## Begin Data extract

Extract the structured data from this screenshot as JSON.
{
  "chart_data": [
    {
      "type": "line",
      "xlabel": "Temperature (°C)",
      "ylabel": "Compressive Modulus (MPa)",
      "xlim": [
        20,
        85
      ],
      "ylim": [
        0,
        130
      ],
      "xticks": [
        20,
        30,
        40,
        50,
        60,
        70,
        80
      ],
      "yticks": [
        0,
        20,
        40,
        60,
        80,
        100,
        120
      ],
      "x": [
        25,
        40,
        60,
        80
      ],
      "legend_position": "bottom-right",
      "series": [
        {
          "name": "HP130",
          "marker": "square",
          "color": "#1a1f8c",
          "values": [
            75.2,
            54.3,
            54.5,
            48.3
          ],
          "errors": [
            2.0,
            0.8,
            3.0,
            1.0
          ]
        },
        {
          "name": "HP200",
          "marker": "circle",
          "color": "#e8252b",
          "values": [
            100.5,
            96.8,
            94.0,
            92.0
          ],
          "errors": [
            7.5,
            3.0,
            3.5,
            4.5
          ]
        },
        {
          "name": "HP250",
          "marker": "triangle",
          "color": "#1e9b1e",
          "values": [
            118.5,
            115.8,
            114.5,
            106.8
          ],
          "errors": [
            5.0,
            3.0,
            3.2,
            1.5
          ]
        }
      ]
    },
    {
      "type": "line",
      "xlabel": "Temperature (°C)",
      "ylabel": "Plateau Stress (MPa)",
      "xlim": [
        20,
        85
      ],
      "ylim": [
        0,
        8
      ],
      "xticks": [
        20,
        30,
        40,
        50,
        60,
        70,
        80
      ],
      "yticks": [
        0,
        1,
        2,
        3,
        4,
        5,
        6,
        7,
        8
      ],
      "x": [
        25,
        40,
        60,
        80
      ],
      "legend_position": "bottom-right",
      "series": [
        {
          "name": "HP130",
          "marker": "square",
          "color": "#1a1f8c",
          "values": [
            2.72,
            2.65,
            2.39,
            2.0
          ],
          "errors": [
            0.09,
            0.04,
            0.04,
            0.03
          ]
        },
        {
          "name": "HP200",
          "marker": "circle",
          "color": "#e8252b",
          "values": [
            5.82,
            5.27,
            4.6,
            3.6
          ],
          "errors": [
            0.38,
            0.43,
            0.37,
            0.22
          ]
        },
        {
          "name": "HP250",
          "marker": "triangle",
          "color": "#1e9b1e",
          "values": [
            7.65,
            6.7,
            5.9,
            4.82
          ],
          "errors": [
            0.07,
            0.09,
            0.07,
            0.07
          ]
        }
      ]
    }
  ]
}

## End Data extract

- The exercise -
Word for word, write out all of the data above.

- Solution to this task -
Extract the structured data from this screenshot as JSON.
{
  "chart_data": [
    {
      "type": "line",
      "xlabel": "Temperature (°C)",
      "ylabel": "Compressive Modulus (MPa)",
      "xlim": [
        20,
        85
      ],
      "ylim": [
        0,
        130
      ],
      "xticks": [
        20,
        30,
        40,
        50,
        60,
        70,
        80
      ],
      "yticks": [
        0,
        20,
        40,
        60,
        80,
        100,
        120
      ],
      "x": [
        25,
        40,
        60,
        80
      ],
      "legend_position": "bottom-right",
      "series": [
        {
          "name": "HP130",
          "marker": "square",
          "color": "#1a1f8c",
          "values": [
            75.2,
            54.3,
            54.5,
            48.3
          ],
          "errors": [
            2.0,
            0.8,
            3.0,
            1.0
          ]
        },
        {
          "name": "HP200",
          "marker": "circle",
          "color": "#e8252b",
          "values": [
            100.5,
            96.8,
            94.0,
            92.0
          ],
          "errors": [
            7.5,
            3.0,
            3.5,
            4.5
          ]
        },
        {
          "name": "HP250",
          "marker": "triangle",
          "color": "#1e9b1e",
          "values": [
            118.5,
            115.8,
            114.5,
            106.8
          ],
          "errors": [
            5.0,
            3.0,
            3.2,
            1.5
          ]
        }
      ]
    },
    {
      "type": "line",
      "xlabel": "Temperature (°C)",
      "ylabel": "Plateau Stress (MPa)",
      "xlim": [
        20,
        85
      ],
      "ylim": [
        0,
        8
      ],
      "xticks": [
        20,
        30,
        40,
        50,
        60,
        70,
        80
      ],
      "yticks": [
        0,
        1,
        2,
        3,
        4,
        5,
        6,
        7,
        8
      ],
      "x": [
        25,
        40,
        60,
        80
      ],
      "legend_position": "bottom-right",
      "series": [
        {
          "name": "HP130",
          "marker": "square",
          "color": "#1a1f8c",
          "values": [
            2.72,
            2.65,
            2.39,
            2.0
          ],
          "errors": [
            0.09,
            0.04,
            0.04,
            0.03
          ]
        },
        {
          "name": "HP200",
          "marker": "circle",
          "color": "#e8252b",
          "values": [
            5.82,
            5.27,
            4.6,
            3.6
          ],
          "errors": [
            0.38,
            0.43,
            0.37,
            0.22
          ]
        },
        {
          "name": "HP250",
          "marker": "triangle",
          "color": "#1e9b1e",
          "values": [
            7.65,
            6.7,
            5.9,
            4.82
          ],
          "errors": [
            0.07,
            0.09,
            0.07,
            0.07
          ]
        }
      ]
    }
  ]
}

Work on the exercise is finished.